### AIM OF THE EXERCISE
Wherever the string "text" appears in a line, extract that line.
========================
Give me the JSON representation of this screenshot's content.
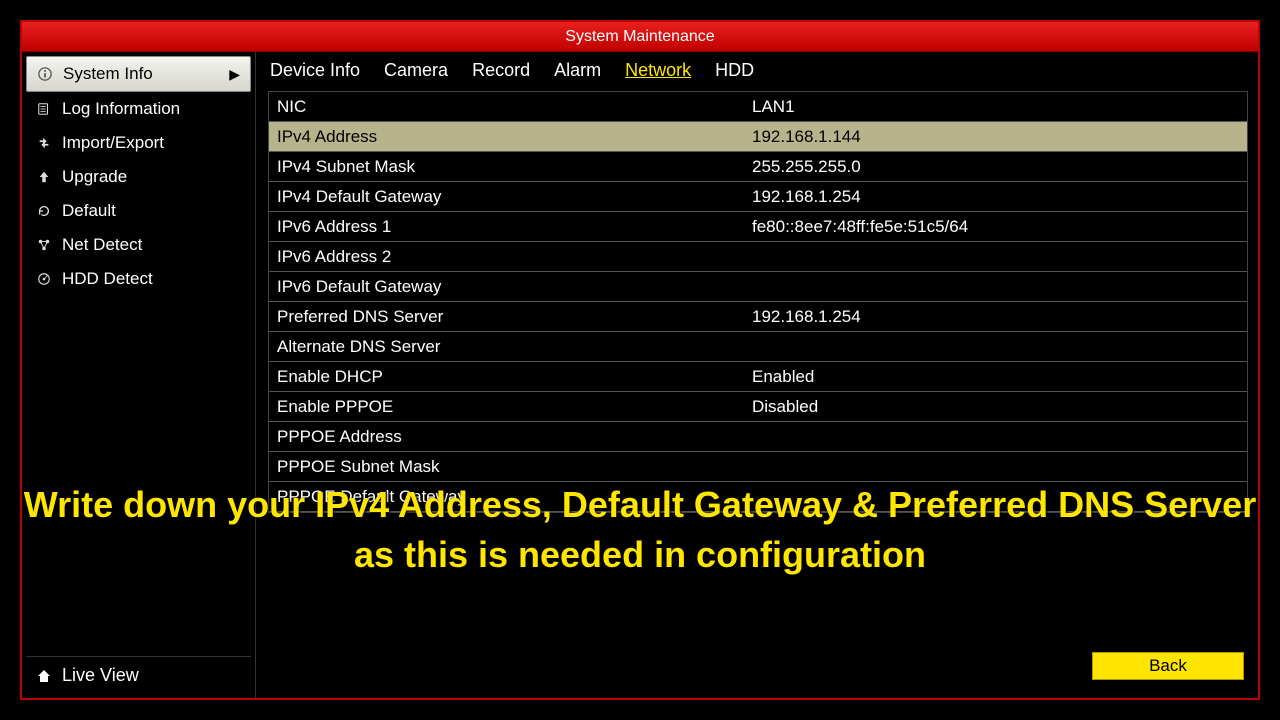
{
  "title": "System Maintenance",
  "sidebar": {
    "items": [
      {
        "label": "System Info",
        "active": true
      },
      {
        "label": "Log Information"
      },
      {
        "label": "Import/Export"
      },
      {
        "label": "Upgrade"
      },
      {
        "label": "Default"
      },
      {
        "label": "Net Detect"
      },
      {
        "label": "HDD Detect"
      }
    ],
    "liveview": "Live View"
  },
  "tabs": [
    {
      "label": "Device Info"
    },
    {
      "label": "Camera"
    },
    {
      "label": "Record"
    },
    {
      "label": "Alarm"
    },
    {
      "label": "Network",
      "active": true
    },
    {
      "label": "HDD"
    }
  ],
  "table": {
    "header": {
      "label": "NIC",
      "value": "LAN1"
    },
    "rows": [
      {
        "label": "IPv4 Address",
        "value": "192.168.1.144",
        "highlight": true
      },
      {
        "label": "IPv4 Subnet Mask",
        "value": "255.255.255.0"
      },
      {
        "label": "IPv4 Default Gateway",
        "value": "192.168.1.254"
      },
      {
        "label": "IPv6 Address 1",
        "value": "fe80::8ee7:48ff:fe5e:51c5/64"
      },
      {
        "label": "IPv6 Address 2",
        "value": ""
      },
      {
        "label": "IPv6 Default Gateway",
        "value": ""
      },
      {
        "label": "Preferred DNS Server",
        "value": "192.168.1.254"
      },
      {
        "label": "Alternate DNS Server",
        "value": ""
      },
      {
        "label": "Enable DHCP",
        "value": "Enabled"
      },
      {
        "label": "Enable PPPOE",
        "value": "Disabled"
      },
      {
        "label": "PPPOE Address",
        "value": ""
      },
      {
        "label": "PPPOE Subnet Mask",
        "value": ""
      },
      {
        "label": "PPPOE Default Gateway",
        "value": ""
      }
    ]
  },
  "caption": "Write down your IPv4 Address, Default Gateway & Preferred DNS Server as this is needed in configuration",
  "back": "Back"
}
========================
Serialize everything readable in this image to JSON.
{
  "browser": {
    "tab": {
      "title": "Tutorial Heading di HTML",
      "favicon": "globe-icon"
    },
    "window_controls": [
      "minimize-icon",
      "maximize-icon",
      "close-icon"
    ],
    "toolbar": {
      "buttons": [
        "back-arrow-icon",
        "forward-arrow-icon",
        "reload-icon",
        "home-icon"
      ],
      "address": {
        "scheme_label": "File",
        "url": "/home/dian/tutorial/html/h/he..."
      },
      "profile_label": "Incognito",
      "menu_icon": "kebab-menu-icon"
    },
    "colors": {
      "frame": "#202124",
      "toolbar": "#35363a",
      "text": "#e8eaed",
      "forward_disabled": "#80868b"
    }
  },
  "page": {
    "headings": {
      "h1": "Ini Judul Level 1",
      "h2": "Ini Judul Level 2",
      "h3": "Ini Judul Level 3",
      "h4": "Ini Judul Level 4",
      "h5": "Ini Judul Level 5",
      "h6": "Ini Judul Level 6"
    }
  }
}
========================
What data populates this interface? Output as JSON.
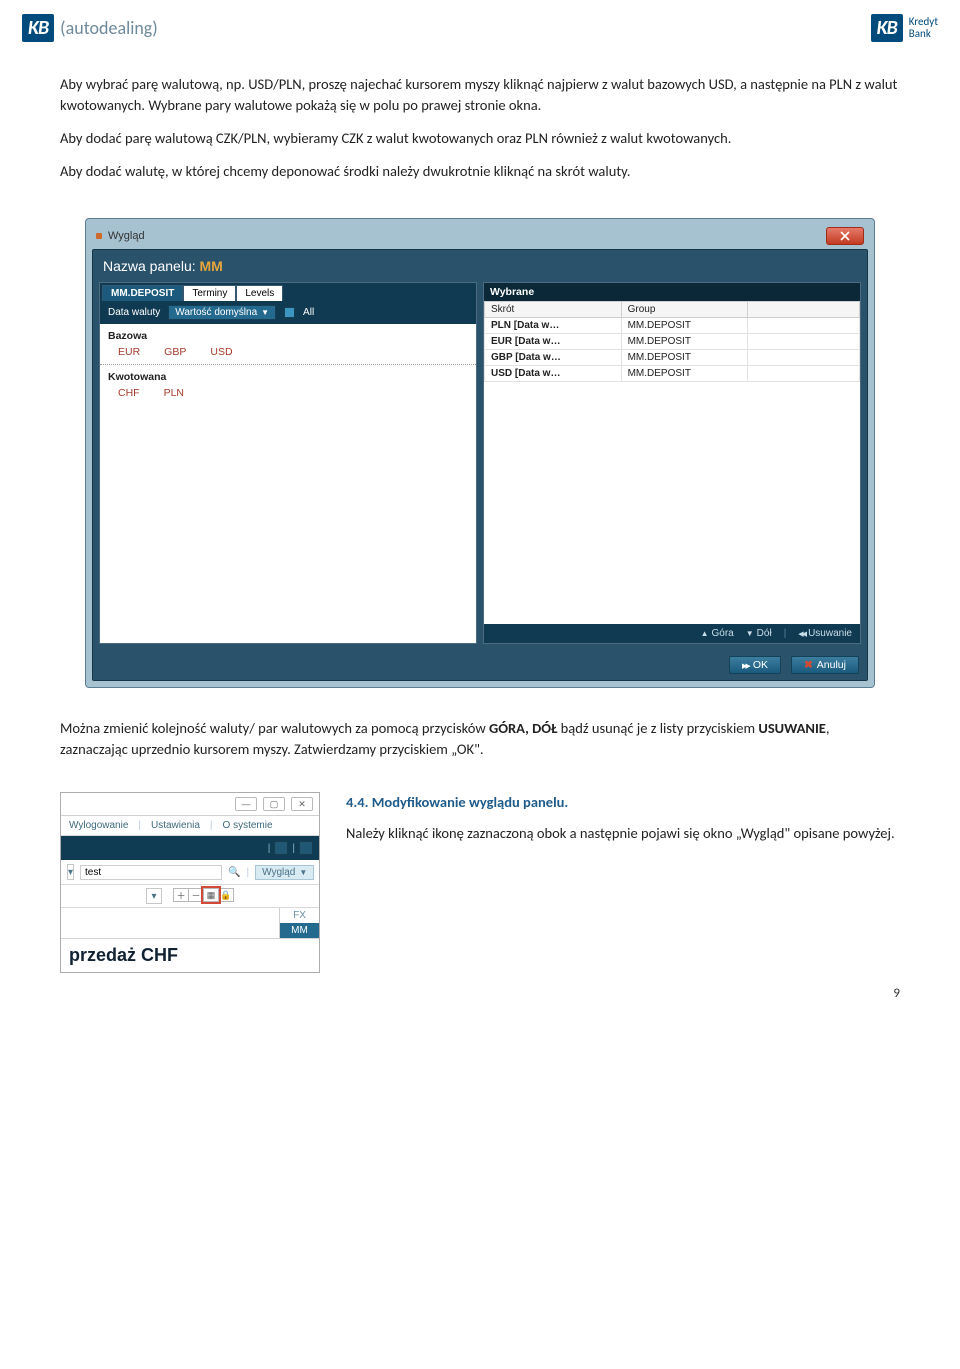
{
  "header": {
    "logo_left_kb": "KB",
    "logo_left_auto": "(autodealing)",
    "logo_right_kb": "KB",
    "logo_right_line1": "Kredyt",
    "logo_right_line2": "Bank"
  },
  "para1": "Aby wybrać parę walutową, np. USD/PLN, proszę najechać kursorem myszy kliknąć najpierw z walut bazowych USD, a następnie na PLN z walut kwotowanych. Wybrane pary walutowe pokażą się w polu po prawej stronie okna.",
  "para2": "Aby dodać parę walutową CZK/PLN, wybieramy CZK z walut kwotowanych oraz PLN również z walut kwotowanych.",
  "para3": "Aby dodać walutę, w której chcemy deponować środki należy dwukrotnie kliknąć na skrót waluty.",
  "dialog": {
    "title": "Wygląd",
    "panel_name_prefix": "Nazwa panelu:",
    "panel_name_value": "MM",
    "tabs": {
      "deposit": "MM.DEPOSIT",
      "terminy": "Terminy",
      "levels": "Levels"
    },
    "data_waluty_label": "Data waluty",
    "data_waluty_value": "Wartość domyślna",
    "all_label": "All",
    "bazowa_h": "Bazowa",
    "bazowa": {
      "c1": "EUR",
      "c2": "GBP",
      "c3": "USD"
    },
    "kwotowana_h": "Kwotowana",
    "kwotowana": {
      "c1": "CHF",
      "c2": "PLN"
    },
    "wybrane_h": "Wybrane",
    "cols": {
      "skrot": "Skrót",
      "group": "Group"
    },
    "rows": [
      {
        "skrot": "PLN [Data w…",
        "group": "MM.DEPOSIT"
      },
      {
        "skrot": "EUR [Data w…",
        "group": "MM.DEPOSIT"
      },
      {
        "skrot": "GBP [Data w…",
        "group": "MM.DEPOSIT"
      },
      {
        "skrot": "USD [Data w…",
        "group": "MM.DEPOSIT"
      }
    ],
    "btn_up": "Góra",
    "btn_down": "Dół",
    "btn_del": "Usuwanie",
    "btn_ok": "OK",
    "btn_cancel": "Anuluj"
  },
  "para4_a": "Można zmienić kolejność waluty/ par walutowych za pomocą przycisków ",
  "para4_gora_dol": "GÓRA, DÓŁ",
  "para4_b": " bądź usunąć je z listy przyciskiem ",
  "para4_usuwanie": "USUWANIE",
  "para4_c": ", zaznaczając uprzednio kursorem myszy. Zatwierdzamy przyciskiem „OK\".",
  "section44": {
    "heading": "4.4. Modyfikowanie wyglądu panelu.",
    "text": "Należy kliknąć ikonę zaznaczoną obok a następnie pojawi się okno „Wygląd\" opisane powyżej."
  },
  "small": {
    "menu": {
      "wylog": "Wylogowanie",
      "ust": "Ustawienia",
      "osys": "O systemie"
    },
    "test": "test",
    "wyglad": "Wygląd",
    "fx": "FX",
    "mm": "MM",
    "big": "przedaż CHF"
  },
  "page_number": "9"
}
========================
### WORKED ANSWER
      "text": "#e8eaed",
    "text": "Należy kliknąć ikonę zaznaczoną obok a następnie pojawi się okno „Wygląd\" opisane powyżej."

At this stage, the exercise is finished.